Data records
## start
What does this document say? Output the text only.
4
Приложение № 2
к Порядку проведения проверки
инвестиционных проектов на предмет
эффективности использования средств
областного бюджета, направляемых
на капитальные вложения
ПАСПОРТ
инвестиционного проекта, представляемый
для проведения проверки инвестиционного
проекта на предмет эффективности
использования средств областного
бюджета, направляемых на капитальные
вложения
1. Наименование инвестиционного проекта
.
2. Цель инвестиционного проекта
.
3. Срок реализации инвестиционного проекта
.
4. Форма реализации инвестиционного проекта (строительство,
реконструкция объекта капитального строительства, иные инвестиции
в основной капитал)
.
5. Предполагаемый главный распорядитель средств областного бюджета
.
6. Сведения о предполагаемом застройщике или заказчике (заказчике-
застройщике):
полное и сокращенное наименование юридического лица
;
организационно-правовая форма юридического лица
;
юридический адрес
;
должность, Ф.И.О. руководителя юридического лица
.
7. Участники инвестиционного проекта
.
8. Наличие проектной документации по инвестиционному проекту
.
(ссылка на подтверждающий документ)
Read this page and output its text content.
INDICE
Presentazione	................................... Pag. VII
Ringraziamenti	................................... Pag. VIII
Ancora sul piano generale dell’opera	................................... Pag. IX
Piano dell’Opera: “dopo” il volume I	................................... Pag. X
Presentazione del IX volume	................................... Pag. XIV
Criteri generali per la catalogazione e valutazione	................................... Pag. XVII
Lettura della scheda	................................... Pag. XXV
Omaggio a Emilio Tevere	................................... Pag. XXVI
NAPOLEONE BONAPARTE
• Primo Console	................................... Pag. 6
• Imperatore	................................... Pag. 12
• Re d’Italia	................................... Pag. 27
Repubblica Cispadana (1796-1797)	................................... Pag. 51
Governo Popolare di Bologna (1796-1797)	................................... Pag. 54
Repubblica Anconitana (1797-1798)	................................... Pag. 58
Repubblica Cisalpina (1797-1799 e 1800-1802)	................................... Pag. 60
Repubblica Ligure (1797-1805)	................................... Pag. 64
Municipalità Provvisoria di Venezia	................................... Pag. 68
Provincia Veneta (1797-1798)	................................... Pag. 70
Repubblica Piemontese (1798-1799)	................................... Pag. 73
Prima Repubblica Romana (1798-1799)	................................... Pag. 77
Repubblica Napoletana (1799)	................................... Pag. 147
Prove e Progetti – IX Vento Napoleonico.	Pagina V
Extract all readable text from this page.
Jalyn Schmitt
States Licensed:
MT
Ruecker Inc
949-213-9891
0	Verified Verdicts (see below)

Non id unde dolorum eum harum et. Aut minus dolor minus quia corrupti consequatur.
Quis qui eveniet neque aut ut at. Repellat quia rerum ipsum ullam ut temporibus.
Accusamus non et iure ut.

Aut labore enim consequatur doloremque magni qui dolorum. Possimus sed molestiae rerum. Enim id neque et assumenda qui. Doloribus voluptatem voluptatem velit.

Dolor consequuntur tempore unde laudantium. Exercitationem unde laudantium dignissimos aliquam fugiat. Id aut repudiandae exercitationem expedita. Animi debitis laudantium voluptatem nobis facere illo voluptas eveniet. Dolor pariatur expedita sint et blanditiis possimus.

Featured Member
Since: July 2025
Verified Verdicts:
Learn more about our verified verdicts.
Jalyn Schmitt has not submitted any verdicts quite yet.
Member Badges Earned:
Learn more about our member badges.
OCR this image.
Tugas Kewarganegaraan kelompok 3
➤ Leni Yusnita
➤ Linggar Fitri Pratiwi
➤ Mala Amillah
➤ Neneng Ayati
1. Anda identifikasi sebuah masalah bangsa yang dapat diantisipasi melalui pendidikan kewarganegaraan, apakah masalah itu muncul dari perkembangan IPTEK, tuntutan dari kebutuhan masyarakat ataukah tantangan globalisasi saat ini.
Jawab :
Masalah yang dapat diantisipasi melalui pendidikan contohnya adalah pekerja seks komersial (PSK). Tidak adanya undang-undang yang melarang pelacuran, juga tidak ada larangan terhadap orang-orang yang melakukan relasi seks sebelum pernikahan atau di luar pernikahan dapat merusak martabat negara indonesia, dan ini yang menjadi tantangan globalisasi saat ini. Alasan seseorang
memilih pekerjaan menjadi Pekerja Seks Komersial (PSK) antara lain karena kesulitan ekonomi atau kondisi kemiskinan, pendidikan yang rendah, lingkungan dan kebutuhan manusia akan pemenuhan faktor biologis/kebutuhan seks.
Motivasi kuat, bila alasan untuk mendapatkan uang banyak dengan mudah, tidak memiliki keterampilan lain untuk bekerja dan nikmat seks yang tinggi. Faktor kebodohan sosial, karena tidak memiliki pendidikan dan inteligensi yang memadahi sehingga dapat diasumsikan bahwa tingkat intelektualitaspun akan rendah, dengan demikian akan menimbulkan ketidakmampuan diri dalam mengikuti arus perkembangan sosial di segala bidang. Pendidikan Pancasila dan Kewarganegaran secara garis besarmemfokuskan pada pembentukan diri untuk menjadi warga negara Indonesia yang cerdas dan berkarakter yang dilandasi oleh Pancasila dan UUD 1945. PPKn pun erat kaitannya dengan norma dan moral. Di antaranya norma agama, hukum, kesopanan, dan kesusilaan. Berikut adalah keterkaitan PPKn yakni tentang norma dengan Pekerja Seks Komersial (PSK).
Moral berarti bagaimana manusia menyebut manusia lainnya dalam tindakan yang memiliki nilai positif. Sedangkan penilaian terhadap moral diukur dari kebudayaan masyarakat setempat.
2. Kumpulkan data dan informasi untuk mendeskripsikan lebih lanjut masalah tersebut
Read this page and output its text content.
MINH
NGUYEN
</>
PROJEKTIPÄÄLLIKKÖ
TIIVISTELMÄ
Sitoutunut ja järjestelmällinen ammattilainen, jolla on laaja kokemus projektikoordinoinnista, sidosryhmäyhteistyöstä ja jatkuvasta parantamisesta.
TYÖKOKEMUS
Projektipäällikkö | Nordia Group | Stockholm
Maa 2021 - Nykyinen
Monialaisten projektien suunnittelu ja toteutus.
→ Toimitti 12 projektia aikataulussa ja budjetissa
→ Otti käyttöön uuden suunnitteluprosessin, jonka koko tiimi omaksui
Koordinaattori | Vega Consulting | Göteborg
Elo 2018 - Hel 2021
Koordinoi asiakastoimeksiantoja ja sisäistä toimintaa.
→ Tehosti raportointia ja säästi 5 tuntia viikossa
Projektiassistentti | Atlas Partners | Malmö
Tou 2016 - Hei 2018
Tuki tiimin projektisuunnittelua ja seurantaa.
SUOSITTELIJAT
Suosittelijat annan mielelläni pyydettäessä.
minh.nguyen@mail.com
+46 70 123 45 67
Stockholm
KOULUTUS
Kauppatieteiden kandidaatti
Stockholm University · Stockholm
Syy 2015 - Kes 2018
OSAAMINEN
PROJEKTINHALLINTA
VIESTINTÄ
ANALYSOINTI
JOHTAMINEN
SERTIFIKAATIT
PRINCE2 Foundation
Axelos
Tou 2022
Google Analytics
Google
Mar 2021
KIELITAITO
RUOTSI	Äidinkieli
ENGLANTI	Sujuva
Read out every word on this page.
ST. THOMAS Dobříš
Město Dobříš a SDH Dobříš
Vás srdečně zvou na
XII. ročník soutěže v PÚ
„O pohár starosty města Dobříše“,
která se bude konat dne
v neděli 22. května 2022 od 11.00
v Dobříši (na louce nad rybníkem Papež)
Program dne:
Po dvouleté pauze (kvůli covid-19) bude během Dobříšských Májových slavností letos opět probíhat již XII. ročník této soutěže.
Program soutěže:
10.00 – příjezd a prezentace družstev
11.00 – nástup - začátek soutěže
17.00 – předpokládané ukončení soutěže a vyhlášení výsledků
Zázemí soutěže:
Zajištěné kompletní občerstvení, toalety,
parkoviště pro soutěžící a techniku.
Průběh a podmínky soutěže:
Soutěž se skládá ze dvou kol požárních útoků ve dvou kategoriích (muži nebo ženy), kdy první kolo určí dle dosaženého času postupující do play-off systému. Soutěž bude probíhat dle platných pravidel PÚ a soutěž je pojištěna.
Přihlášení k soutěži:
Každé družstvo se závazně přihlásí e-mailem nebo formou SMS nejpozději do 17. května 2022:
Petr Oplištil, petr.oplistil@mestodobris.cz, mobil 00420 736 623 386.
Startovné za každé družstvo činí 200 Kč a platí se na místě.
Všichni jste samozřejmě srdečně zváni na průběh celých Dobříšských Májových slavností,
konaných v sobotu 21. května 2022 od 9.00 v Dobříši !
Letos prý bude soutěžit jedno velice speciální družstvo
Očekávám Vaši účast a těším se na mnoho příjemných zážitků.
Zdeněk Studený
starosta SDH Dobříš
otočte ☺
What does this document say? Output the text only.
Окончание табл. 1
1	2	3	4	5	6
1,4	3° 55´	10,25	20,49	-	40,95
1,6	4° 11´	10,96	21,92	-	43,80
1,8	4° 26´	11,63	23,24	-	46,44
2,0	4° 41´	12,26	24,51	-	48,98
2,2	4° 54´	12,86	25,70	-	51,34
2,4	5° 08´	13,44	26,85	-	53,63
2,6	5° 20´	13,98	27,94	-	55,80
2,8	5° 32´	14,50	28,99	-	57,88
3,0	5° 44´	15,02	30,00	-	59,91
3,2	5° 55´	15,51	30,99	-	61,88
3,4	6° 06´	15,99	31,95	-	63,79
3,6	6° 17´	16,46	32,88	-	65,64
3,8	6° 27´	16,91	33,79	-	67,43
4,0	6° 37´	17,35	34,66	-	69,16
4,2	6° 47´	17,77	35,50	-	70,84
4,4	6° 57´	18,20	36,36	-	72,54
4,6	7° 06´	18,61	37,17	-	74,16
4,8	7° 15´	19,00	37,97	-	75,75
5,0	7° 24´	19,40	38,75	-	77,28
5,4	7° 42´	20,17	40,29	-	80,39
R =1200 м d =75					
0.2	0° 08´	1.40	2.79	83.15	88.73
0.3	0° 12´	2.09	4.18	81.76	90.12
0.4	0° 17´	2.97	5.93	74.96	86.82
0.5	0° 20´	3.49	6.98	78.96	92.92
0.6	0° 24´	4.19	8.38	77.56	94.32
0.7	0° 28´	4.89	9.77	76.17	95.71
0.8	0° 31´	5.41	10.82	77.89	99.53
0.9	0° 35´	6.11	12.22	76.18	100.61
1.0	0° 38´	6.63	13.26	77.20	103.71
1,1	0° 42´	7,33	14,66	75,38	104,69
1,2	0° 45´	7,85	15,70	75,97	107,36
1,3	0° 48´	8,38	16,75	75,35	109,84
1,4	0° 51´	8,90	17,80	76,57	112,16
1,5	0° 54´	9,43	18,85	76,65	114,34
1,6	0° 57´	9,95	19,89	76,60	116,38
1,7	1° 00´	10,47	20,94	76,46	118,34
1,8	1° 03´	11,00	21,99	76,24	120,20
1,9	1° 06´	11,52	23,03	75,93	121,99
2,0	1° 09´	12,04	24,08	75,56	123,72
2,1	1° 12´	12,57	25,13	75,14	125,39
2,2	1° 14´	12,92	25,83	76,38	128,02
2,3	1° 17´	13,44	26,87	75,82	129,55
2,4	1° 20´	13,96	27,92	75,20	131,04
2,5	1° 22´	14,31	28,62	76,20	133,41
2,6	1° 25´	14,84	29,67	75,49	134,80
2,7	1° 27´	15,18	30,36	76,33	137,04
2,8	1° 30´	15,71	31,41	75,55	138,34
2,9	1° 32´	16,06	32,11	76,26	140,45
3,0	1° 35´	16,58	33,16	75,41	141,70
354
## end
● Exercise brief
Out of the preceding entries, pull every line containing the string "unde".

● Final answer
Non id unde dolorum eum harum et. Aut minus dolor minus quia corrupti consequatur.
Dolor consequuntur tempore unde laudantium. Exercitationem unde laudantium dignissimos aliquam fugiat. Id aut repudiandae exercitationem expedita. Animi debitis laudantium voluptatem nobis facere illo voluptas eveniet. Dolor pariatur expedita sint et blanditiis possimus.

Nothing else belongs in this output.